↓

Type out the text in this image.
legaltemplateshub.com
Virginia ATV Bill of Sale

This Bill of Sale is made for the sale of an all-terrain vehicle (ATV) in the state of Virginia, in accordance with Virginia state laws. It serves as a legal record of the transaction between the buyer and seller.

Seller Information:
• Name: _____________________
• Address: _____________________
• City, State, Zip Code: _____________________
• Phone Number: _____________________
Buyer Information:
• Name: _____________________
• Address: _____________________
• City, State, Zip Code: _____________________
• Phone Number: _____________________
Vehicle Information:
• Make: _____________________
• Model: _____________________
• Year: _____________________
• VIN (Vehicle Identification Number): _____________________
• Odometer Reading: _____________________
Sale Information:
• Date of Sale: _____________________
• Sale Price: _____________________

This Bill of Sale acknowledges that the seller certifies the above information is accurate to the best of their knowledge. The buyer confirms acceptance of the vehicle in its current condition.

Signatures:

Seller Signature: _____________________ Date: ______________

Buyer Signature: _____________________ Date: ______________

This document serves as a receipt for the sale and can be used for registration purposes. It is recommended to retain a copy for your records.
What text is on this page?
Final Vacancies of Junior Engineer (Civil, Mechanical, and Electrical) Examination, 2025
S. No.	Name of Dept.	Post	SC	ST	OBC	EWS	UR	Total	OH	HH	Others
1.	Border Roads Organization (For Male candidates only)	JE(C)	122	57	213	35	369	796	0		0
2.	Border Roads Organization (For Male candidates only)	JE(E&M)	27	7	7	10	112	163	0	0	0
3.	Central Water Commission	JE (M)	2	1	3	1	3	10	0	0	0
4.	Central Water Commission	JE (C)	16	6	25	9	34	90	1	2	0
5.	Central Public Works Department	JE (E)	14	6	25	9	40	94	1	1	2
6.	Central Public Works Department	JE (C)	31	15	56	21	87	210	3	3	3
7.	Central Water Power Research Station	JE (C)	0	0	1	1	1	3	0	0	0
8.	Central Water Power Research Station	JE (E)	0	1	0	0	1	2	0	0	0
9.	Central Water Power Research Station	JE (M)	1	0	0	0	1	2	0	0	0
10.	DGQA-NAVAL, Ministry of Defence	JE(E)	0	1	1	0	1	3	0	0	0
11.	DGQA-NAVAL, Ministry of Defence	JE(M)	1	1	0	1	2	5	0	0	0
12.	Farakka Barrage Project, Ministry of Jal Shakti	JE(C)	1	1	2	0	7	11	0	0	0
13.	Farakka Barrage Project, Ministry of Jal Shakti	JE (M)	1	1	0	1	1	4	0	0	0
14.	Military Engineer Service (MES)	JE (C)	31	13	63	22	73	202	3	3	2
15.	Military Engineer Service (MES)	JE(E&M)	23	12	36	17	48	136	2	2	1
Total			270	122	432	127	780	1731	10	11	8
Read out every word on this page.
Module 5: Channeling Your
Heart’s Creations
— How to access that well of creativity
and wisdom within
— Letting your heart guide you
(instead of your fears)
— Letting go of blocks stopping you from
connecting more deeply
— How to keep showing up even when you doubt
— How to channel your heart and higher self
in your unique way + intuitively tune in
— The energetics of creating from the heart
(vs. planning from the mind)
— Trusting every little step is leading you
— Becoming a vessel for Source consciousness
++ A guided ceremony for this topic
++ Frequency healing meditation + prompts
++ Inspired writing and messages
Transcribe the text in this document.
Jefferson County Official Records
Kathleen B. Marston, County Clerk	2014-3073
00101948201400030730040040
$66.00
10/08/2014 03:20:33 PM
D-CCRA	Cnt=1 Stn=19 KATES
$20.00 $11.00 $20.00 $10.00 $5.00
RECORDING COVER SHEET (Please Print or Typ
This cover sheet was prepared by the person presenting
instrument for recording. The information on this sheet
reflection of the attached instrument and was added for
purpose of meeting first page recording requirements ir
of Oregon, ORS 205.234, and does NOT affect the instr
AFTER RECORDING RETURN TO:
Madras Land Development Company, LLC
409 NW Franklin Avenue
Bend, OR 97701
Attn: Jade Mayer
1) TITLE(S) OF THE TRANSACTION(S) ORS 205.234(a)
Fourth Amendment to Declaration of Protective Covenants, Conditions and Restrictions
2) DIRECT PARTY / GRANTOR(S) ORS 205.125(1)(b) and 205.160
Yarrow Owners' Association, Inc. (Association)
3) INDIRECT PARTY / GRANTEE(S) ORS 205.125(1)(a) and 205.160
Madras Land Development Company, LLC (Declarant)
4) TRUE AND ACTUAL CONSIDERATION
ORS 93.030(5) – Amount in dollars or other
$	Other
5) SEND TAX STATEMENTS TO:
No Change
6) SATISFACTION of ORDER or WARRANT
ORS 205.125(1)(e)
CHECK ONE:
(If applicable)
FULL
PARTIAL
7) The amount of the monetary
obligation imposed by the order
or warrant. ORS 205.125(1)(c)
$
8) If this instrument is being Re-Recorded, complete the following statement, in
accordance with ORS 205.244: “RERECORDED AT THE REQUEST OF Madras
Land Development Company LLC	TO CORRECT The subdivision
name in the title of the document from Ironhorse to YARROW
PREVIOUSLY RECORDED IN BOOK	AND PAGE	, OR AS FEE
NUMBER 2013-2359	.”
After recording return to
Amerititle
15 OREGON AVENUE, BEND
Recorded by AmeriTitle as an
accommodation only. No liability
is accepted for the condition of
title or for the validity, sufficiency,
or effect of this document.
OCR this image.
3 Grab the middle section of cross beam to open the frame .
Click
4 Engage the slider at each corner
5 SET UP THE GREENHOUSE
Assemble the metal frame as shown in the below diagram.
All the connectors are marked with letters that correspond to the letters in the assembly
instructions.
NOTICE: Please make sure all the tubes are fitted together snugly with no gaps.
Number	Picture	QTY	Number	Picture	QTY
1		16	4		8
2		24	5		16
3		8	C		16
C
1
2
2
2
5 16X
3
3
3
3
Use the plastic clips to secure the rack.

↑

== Given instruction ==
Find each line holding the word "NAVAL" and copy it.

== Solved problem ==
10.	DGQA-NAVAL, Ministry of Defence	JE(E)	0	1	1	0	1	3	0	0	0
11.	DGQA-NAVAL, Ministry of Defence	JE(M)	1	1	0	1	2	5	0	0	0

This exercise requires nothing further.